[Texto proporcionado]:

En la actualidad, la industria musical —y en particular la escena electrónica— funciona cada vez más como un sistema de selección artificial. El recorrido y la experiencia, que antes eran los pilares de cualquier carrera sólida, han pasado a un segundo plano frente a la proyección y la estrategia de marketing.
El modus operandi es claro: se elige a una persona concreta, se construye una imagen atractiva y se le sitúa directamente en lo más alto del cartel. Todo ello sin haber atravesado el proceso natural de crecimiento que antes definía a un artista.
Ya no parece necesario curtirse en salas pequeñas, enfrentarse a públicos complicados, aprender a leer la pista o cometer errores vitales para el aprendizaje. Todo ese proceso se omite para acelerar una carrera diseñada desde fuera.

[Instrucción 1]:
Responde brevemente a partir del texto sobre la industria musical:
(a) ¿Qué dos elementos, antes pilares de una carrera sólida, han pasado a un segundo plano?
(b) ¿En qué lugar del cartel se sitúa a la persona elegida?
(c) ¿En qué tipo de salas ya no parece necesario curtirse?
[Instrucción 2]: Prosigue el texto sobre la industria musical a partir de su última oración.
Para resolver estas tareas no hace falta consultar los datos.

[Datos almacenados]:

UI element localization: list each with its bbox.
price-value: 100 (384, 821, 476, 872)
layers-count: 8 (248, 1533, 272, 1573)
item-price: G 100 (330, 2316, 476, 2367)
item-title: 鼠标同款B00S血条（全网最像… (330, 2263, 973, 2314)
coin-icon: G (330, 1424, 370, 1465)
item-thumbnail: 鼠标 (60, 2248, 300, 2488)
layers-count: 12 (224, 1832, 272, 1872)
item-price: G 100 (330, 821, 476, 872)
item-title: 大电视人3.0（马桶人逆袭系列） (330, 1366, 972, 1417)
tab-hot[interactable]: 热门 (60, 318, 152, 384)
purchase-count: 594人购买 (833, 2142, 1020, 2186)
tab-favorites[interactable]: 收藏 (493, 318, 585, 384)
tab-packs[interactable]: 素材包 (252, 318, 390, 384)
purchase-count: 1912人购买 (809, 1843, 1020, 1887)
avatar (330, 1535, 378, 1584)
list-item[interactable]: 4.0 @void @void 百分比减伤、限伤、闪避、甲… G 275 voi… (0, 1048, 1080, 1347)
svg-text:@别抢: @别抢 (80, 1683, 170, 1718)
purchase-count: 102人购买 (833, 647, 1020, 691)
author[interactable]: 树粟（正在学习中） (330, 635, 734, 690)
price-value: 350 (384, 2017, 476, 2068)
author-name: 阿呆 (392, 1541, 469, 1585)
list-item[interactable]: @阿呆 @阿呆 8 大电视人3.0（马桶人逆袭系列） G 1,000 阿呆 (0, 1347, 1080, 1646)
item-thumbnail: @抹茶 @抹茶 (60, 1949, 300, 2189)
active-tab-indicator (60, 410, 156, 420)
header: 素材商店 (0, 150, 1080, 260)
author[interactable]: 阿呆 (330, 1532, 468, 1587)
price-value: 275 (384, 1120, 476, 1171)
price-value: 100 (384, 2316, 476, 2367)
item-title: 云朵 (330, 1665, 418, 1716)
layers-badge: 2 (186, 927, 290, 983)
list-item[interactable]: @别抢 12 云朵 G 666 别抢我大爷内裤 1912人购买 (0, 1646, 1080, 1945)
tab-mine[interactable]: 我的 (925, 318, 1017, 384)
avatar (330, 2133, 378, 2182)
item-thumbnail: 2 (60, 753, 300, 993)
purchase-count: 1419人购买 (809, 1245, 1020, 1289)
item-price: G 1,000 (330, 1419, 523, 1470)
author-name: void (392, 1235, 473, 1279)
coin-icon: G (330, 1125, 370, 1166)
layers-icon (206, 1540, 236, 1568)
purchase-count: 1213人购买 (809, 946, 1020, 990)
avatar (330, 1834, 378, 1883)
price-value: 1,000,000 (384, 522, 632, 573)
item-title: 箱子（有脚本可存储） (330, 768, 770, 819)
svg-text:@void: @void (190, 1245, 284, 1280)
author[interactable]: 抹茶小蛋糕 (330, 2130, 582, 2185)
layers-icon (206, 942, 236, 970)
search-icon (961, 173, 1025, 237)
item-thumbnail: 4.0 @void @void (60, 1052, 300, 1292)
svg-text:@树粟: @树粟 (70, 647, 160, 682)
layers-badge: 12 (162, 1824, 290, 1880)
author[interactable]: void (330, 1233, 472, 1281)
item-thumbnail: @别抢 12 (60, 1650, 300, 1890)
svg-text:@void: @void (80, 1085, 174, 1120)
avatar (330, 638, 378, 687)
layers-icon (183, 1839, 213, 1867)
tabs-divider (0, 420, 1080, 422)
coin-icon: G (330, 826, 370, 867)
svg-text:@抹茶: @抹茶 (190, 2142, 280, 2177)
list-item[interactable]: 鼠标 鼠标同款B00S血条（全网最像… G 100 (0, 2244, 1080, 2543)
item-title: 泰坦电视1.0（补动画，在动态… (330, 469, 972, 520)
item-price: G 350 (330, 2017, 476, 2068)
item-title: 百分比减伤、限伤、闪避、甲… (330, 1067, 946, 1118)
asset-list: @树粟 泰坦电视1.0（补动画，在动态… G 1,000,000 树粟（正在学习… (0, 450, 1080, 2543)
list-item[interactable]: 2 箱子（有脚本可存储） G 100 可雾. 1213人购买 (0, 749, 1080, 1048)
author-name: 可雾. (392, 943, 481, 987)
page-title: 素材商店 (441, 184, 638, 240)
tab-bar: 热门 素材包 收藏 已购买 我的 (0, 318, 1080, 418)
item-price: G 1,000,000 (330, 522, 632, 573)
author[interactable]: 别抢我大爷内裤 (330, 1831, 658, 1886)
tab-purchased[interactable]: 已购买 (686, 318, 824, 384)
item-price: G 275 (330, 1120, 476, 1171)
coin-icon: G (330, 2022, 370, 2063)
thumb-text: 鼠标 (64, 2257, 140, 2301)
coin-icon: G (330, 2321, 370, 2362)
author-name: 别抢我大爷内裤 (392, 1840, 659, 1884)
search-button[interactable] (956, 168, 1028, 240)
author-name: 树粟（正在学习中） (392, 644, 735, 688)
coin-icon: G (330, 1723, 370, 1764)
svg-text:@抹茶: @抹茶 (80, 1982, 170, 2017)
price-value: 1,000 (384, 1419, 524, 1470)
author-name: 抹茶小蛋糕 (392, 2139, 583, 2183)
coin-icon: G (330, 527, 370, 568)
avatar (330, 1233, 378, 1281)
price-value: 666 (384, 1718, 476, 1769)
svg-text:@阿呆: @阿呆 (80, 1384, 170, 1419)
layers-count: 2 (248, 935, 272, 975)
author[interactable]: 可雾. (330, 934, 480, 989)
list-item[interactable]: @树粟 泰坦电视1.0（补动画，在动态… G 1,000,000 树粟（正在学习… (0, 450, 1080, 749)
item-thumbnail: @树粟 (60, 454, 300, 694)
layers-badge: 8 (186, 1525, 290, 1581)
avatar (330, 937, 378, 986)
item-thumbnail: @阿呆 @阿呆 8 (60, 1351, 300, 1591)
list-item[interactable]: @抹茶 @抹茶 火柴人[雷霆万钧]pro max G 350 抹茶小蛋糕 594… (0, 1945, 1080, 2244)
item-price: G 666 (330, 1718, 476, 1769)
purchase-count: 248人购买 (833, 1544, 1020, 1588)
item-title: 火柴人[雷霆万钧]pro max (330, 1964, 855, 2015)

[Respuesta 1]:
(a) El recorrido y la experiencia.
(b) Directamente en lo más alto del cartel.
(c) En salas pequeñas.

[Respuesta 2]:
Del underground al Mainstage: El orden invertido
Un ejemplo claro de este funcionamiento es el caso de Fantasm, quien se estrena a los pocos meses de su iniciación en Verknipt, un evento de altísimo nivel y con una enorme afluencia de público.
No se trata de cuestionar su capacidad técnica ni su propuesta artística individual, sino de reflexionar sobre lo que representa este modelo de industria. Antes, llegar a un escenario de este calibre era la consecuencia de años de trabajo constante, no el punto de partida.
Hoy el orden se ha invertido: el escenario deja de ser una meta para convertirse en una simple herramienta de exposición y posicionamiento.
El vinilo como barrera de entrada (y de calidad)
Este cambio de paradigma contrasta de forma directa con lo que suponía la escena en la era del vinilo. El vinilo no era solo un formato físico; era una barrera real de entrada.
Su dificultad técnica, su coste económico y su nula tolerancia al error obligaban al DJ a dedicar tiempo, paciencia y verdadero amor por la música. Para pinchar vinilos había que:
- Conocer los discos a fondo.
- Entrenar el oído durante horas.
- Desarrollar una relación profunda con cada sesión.
Ese esfuerzo funcionaba como un filtro natural, separando a quienes buscaban la fama rápida de quienes estaban dispuestos a comprometerse de verdad con el oficio.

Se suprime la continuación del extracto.